## Extract provided
CS 401 Computer Architectures
Spring 2013
Computer Science
Sabanci University
Announcements
- February 7:
Days, time, and room: Monday - 10:40-12:30 – FASS G049, Tuesday
16:40-17:30 – FASS G052
- February 7:
See the Syllabus and Schedule
- February 7:
From now on the announcements will be available through sucourse.
Textbook
John L. Hennessy & David A. Patterson. Computer
Organization and Design: The Hardware/Software Interface, 4th
Edition (Revised Printing), Morgan Kaufmann Publishers, 2012. ISBN:
978-0-12-374750-1.
Recommended Resources
- Andrew S. Tannenbaum
and Todd Austin. Structured
Computer Organization, 6th Edition, Prentice Hall, 2012, ISBN:
978-0-13-291652-3.
- William Stallings. Computer
Organization & Architecture: Designing for Performance, 8th
Edition, Prentice Hall, 2009. ISBN: 978-0-13-607373-4.
- M. Morris Mano and
Charles R. Kime. Logic and
Computer Design Principles. 4th Edition, Prentice Hall, 2008, ISBN:
978-0-13-198926-9.
Time & Place
- Lecture:
Monday - 10:40-12:30 – FASS G049
- Lecture: Tuesday 16:40-15:30 –
FASS G052
- Lab/Recitation:
Friday 08:40 –
10:30 – FENS G032
Office
Hours
Tuesday 09:40 am - 11:30 (or
by appointment)

## Data shown
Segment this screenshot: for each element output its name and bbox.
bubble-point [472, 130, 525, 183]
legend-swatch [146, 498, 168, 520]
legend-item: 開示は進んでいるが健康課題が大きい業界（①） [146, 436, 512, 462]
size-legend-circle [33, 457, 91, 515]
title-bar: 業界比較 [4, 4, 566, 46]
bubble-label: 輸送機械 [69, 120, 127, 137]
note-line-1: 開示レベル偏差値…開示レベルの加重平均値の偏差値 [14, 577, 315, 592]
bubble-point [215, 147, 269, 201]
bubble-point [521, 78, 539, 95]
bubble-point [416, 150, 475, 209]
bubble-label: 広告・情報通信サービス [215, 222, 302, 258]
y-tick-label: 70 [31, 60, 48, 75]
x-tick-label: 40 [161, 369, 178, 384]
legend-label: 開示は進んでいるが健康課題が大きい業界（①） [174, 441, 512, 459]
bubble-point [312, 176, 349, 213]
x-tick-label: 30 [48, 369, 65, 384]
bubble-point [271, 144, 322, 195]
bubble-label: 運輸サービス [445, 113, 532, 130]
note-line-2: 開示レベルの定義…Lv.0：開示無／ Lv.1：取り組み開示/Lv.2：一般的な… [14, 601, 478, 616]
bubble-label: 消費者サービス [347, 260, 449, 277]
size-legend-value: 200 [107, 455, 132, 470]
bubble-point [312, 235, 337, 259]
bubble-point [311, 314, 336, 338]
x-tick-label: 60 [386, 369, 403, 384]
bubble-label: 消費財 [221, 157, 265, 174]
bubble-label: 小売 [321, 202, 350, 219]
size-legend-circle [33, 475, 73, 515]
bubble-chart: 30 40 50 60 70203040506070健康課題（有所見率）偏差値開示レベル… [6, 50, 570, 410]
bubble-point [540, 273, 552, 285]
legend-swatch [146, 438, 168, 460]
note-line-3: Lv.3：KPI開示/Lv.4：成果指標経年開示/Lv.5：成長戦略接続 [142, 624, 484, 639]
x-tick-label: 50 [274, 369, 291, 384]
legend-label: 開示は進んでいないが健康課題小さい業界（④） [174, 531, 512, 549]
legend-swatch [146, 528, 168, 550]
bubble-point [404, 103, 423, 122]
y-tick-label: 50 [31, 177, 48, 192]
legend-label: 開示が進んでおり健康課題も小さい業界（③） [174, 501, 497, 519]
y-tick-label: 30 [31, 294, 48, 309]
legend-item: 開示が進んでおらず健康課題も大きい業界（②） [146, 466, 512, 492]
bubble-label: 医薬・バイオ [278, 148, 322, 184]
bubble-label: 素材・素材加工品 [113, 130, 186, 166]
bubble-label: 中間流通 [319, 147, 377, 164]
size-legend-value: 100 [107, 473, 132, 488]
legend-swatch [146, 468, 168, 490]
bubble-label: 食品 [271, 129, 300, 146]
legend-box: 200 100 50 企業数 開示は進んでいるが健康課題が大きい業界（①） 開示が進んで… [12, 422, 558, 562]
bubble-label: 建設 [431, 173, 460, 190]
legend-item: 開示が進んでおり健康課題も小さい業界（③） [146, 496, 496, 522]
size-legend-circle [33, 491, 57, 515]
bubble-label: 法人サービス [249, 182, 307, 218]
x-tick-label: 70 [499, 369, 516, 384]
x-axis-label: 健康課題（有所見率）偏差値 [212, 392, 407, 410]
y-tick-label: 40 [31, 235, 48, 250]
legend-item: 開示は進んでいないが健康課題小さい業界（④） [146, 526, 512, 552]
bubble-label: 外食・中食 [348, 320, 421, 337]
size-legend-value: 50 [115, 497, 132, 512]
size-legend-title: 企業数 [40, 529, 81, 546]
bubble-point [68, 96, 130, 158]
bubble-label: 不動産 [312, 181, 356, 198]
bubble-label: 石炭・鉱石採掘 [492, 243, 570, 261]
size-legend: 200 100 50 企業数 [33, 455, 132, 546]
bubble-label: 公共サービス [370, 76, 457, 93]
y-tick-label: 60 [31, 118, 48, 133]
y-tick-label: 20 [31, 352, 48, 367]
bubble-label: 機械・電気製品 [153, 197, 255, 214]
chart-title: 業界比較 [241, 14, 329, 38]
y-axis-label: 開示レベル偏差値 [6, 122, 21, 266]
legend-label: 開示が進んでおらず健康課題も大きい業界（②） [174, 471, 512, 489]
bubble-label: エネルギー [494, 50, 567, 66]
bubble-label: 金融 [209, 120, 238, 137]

## Set exercise A
Copy the rows word for word, from the start of the rows through the row that contains "x-tick-label: 50 [274, 369, 291, 384]".
## Set exercise B
Pick up the CS 401 course page where it stops, and keep writing it.

## Written answer A
Segment this screenshot: for each element output its name and bbox.
bubble-point [472, 130, 525, 183]
legend-swatch [146, 498, 168, 520]
legend-item: 開示は進んでいるが健康課題が大きい業界（①） [146, 436, 512, 462]
size-legend-circle [33, 457, 91, 515]
title-bar: 業界比較 [4, 4, 566, 46]
bubble-label: 輸送機械 [69, 120, 127, 137]
note-line-1: 開示レベル偏差値…開示レベルの加重平均値の偏差値 [14, 577, 315, 592]
bubble-point [215, 147, 269, 201]
bubble-point [521, 78, 539, 95]
bubble-point [416, 150, 475, 209]
bubble-label: 広告・情報通信サービス [215, 222, 302, 258]
y-tick-label: 70 [31, 60, 48, 75]
x-tick-label: 40 [161, 369, 178, 384]
legend-label: 開示は進んでいるが健康課題が大きい業界（①） [174, 441, 512, 459]
bubble-point [312, 176, 349, 213]
x-tick-label: 30 [48, 369, 65, 384]
bubble-point [271, 144, 322, 195]
bubble-label: 運輸サービス [445, 113, 532, 130]
note-line-2: 開示レベルの定義…Lv.0：開示無／ Lv.1：取り組み開示/Lv.2：一般的な… [14, 601, 478, 616]
bubble-label: 消費者サービス [347, 260, 449, 277]
size-legend-value: 200 [107, 455, 132, 470]
bubble-point [312, 235, 337, 259]
bubble-point [311, 314, 336, 338]
x-tick-label: 60 [386, 369, 403, 384]
bubble-label: 消費財 [221, 157, 265, 174]
bubble-label: 小売 [321, 202, 350, 219]
size-legend-circle [33, 475, 73, 515]
bubble-chart: 30 40 50 60 70203040506070健康課題（有所見率）偏差値開示レベル… [6, 50, 570, 410]
bubble-point [540, 273, 552, 285]
legend-swatch [146, 438, 168, 460]
note-line-3: Lv.3：KPI開示/Lv.4：成果指標経年開示/Lv.5：成長戦略接続 [142, 624, 484, 639]
x-tick-label: 50 [274, 369, 291, 384]

## Written answer B
Teaching
Assistant
Ecem Ünal ecemunal@sabanciuniv.edu
Office: FENS 2001
Phone: 2314
Office Hour: Thursday 13:30-15:30
Motivation
This is an introductory course
on the architecture and organization of computer hardware. The most important
objective of the course is to explore the interaction between the hardware
organization of modern computers and software, and to reveal the impact of
the hardware organization on the performance of the software. Thus, the
emphasis in this course will be the basic concepts and techniques that are
fundamental for modern computers such as datapath design, pipelining,
memory hierarchy etc. MIPS architecture as a representative
modern RISC architecture is chosen to explain some fundamental concepts. And
also basics of assembly language programming for this architecture will be
introduced. More specifically, we show how numbers are represented within a
computer and how the circuits that perform arithmetic operations on those
numerals are organized. With a high-level overview of digital logic design to
support us, we look at how the datapath and control circuits of processors
are designed, and in particular we gain some insight for the pipelined
processor design, which is the key organizational principle at work in most
present-day processors. We examine the use of memory hierarchy (cache
memory and virtual memory) to provide the illusion of a large and
fast memory from the reality of limited fast memory plus a larger but slower
memory. We'll look at input/output devices and buses. Throughout the course
there will be an emphasis on the quantitative performance characteristics of
computer systems; we'll look at the influence of architecture and
organization on performance, and take an introductory look at the empirical
and analytical tools appropriate to the study of performance.
Topics
- Introduction:
Computer Abstractions, Technology, Terminology, and History.
- The Role of
Performance: Definition, Measurement and Metrics, Comparison
- Instructions:
Operations of the Computer Hardware, Operands, representation of the
Instructions, Procedures, and Addressing.
- Computer
Arithmetic: Signed and Unsigned Numbers, Addition and Subtraction,
Logical operations, ALU Construction, Multiplication, Division, Floating
Point Arithmetic.
- Datapath and
Control: Building the Datapath, Single-cycle and Multicycle
Implementations, Control Design and Microprogramming, Exception
Handling.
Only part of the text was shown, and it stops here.